-------- TEXTE CITÉ
Concernant les violences à caractère sexuel, elle se rappelle surtout que son père battait souvent sa mère, laquelle a fini par quitter le foyer conjugal pour sauver sa vie. A l’âge de huit ans, Judith rejoint la maison familiale de son père au Rwanda. Elle sera ensuite élevée par sa grand-mère, après la mort de son père lors du génocide de 1994 au Rwanda.

C’est dans ce pays qu’elle a été violée pour la première fois dans la demeure familiale. C’était à l’âge de 15 ans, par un membre de sa famille, la veille de ses derniers examens scolaires. Le lendemain matin, au lieu de faire ses examens, elle s’enfuit et arrive à Kigali, la capitale rwandaise.

Elle s’y réfugie dans un ghetto du district de Nyamirambo, qu’elle décrit comme « un endroit très, très fou ». C’est là qu’elle est devenue interprète dans un groupe de musique. « Quiconque voulait se joindre à nous pouvait le faire. Il y avait un endroit pour dormir et un peu de nourriture », se souvient-elle…

Judith n’était pas payée pour chanter, mais pour « survivre en étant gentille avec les gens du quartier… »

A 17 ans, elle obtient un emploi de serveuse dans un club fréquenté par des gens riches et célèbres. Elle est connue comme « la belle Ougandaise qui parle anglais ». Avec ses gains, elle se paye un appartement.

Les choses commencent à s’arranger. Et lorsqu’une femme s’approche d’elle un soir, au club, pour, dit-elle, lui offrir une vie meilleure, Judith sent que le destin commence à lui sourire. Elle s’arrange pour rencontrer sa bienfaitrice et l’accompagner à Goma, en République démocratique du Congo (RDC) où, lui dit-on, elle « pourrait rencontrer quelqu’un de gentil… qui peut prendre soin d’elle ».

La promesse d’une vie meilleure est trop belle pour être rejetée. « J’étais une petite fille et je voulais simplement me trouver une vie meilleure, gagner de l’argent et, un jour, aller chercher ma famille », raconte Judith.

Lors de sa première nuit en RDC, « portant une très belle robe bleue, avec des bretelles spaghetti », elle est emmenée dans un restaurant pour dîner avec la femme qui l’a fait venir de Kigali, ainsi que les amis de cette dernière. Après le dîner, il est question d’aller dans une boîte de nuit. Judith voulait y aller avec les autres femmes, mais elles ont insisté pour qu’elle soit accompagnée de la propriétaire du restaurant. Elle accepte la proposition avec anxiété…

Sur son chemin, elle est assommée d’un violent coup reçu à la tête. « Quand je me suis réveillée, j’avais un AK47 sur la tête », se souvient-elle. Deux officiers de l’armée l’ont ensuite violée à tour de rôle…

Saignant, Judith retourne à pied à l’hôtel. Elle soupçonne ses compagnons de route d’avoir « reçu de l’argent » pour la laisser à la merci de ses agresseurs. Après avoir dénoncé les violeurs auprès de la police, elle retourne à Kigali, avec l’intention de se rendre ensuite à Kampala, la capitale ougandaise, à la recherche de sa mère et de sa sœur, mais aussi en quête d’un mieux-être.
----------------
-------- DONNÉES EXTRAITES
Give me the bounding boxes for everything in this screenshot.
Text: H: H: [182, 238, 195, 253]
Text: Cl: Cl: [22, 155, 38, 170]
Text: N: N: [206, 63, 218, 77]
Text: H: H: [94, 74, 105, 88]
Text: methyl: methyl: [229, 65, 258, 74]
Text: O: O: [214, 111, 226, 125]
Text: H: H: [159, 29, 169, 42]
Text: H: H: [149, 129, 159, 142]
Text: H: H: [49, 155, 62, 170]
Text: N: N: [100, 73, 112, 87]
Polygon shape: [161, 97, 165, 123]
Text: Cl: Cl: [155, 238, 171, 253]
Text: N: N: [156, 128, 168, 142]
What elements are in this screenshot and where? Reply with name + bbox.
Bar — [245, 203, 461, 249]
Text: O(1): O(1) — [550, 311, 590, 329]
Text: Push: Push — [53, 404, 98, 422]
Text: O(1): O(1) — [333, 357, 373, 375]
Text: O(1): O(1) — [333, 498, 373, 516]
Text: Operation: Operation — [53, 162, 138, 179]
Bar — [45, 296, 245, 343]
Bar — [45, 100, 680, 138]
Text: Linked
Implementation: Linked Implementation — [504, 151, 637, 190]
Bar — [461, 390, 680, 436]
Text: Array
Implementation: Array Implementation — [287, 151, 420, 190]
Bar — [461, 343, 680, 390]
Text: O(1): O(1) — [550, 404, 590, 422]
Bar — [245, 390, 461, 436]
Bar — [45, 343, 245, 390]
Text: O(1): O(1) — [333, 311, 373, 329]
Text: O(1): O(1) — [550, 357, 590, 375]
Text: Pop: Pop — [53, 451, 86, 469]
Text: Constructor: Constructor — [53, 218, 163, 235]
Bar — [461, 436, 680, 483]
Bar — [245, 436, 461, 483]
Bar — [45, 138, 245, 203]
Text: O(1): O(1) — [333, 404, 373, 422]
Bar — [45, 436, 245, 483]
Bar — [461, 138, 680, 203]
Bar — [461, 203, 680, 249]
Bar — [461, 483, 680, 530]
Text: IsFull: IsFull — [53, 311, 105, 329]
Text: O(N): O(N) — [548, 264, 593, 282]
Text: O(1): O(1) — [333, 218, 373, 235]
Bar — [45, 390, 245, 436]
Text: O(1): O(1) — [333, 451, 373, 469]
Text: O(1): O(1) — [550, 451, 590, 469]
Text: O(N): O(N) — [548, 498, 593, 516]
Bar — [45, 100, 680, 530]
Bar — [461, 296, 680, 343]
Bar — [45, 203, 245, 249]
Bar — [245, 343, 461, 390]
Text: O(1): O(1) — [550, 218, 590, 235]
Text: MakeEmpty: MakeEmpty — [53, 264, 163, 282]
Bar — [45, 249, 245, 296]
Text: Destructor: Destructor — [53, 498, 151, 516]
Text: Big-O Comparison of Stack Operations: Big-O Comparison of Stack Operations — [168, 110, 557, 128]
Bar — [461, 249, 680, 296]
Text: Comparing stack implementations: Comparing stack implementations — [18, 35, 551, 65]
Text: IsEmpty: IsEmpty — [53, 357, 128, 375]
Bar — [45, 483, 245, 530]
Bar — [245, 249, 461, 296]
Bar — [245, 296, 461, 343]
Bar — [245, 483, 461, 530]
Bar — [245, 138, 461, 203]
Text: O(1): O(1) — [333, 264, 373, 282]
----------------
-- ACTIONS REQUISES --
1) Dans le récit de Judith, quel emploi obtient-elle à 17 ans ?
2) Reproduisez tout le passage du récit de Judith, depuis les mots « Elle s’y réfugie » jusqu'aux mots « paye un appartement. ».

-- SOLUTIONS PAR CONSIGNE --
1) Elle obtient un emploi de serveuse dans un club fréquenté par des gens riches et célèbres.

2)
Elle s’y réfugie dans un ghetto du district de Nyamirambo, qu’elle décrit comme « un endroit très, très fou ». C’est là qu’elle est devenue interprète dans un groupe de musique. « Quiconque voulait se joindre à nous pouvait le faire. Il y avait un endroit pour dormir et un peu de nourriture », se souvient-elle…

Judith n’était pas payée pour chanter, mais pour « survivre en étant gentille avec les gens du quartier… »

A 17 ans, elle obtient un emploi de serveuse dans un club fréquenté par des gens riches et célèbres. Elle est connue comme « la belle Ougandaise qui parle anglais ». Avec ses gains, elle se paye un appartement.